▶ SUPPLIED INFORMATION:
┌──
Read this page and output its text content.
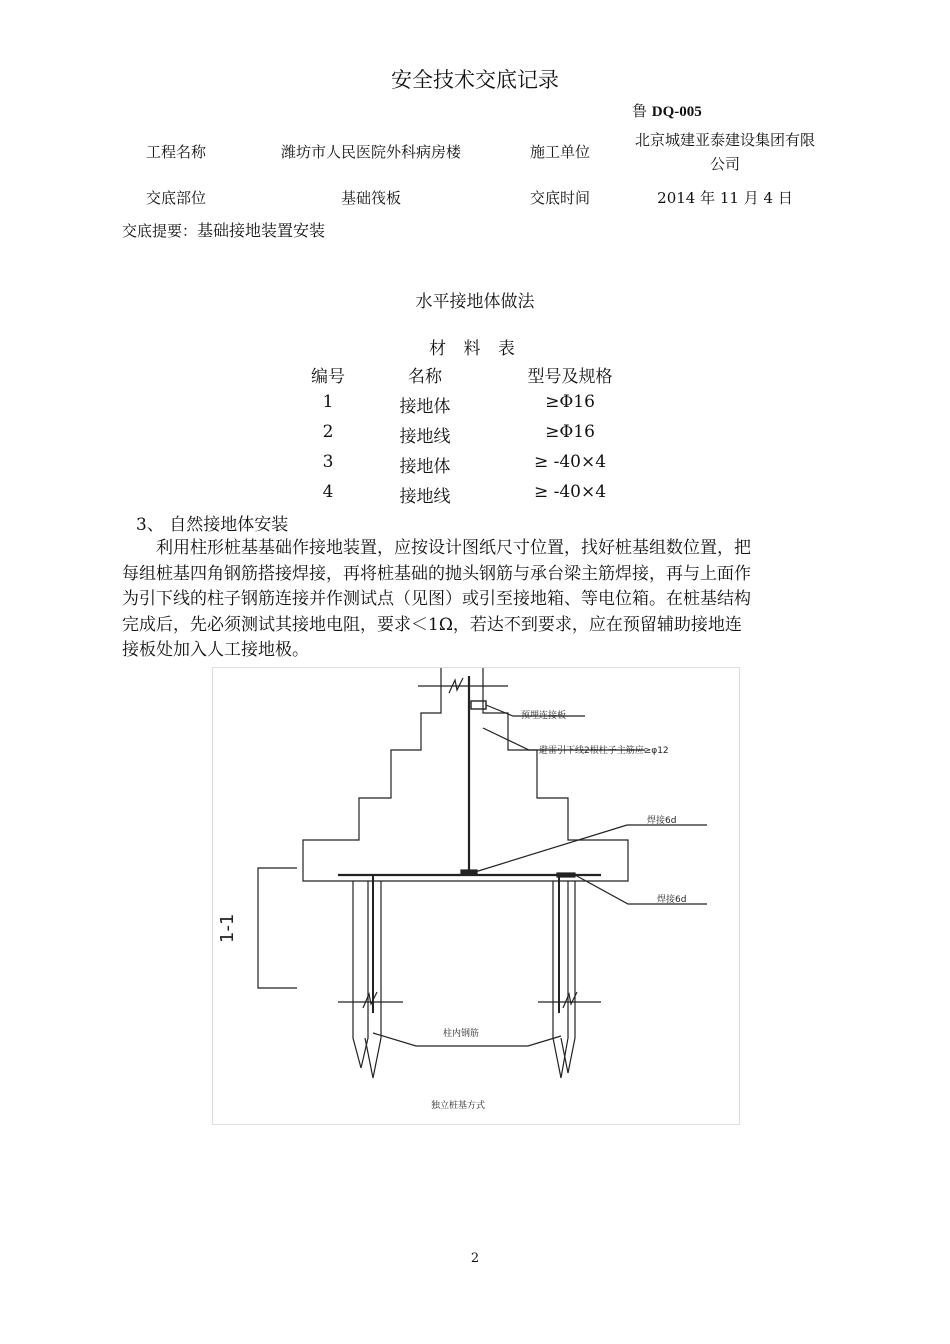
安全技术交底记录
鲁 DQ-005
工程名称	潍坊市人民医院外科病房楼	施工单位
北京城建亚泰建设集团有限
公司
交底部位	基础筏板	交底时间	2014 年 11 月 4 日
交底提要：基础接地装置安装
水平接地体做法
材 料 表
编号	名称	型号及规格
1	接地体	≥Φ16
2	接地线	≥Φ16
3	接地体	≥ -40×4
4	接地线	≥ -40×4
3、 自然接地体安装
利用柱形桩基基础作接地装置，应按设计图纸尺寸位置，找好桩基组数位置，把
每组桩基四角钢筋搭接焊接，再将桩基础的抛头钢筋与承台梁主筋焊接，再与上面作
为引下线的柱子钢筋连接并作测试点（见图）或引至接地箱、等电位箱。在桩基结构
完成后，先必须测试其接地电阻，要求＜1Ω，若达不到要求，应在预留辅助接地连
接板处加入人工接地极。
预埋连接板
避雷引下线2根柱子主筋应≥φ12
焊接6d
焊接6d
柱内钢筋
独立桩基方式
1-1
2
└──
▶ WHAT IS REQUIRED: Quote the data above in full, leaving out the pictures it holds.

▶ EXERCISE RESPONSE:
Read this page and output its text content.
安全技术交底记录
鲁 DQ-005
工程名称	潍坊市人民医院外科病房楼	施工单位
北京城建亚泰建设集团有限
公司
交底部位	基础筏板	交底时间	2014 年 11 月 4 日
交底提要：基础接地装置安装
水平接地体做法
材 料 表
编号	名称	型号及规格
1	接地体	≥Φ16
2	接地线	≥Φ16
3	接地体	≥ -40×4
4	接地线	≥ -40×4
3、 自然接地体安装
利用柱形桩基基础作接地装置，应按设计图纸尺寸位置，找好桩基组数位置，把
每组桩基四角钢筋搭接焊接，再将桩基础的抛头钢筋与承台梁主筋焊接，再与上面作
为引下线的柱子钢筋连接并作测试点（见图）或引至接地箱、等电位箱。在桩基结构
完成后，先必须测试其接地电阻，要求＜1Ω，若达不到要求，应在预留辅助接地连
接板处加入人工接地极。
预埋连接板
避雷引下线2根柱子主筋应≥φ12
焊接6d
焊接6d
柱内钢筋
独立桩基方式
1-1
2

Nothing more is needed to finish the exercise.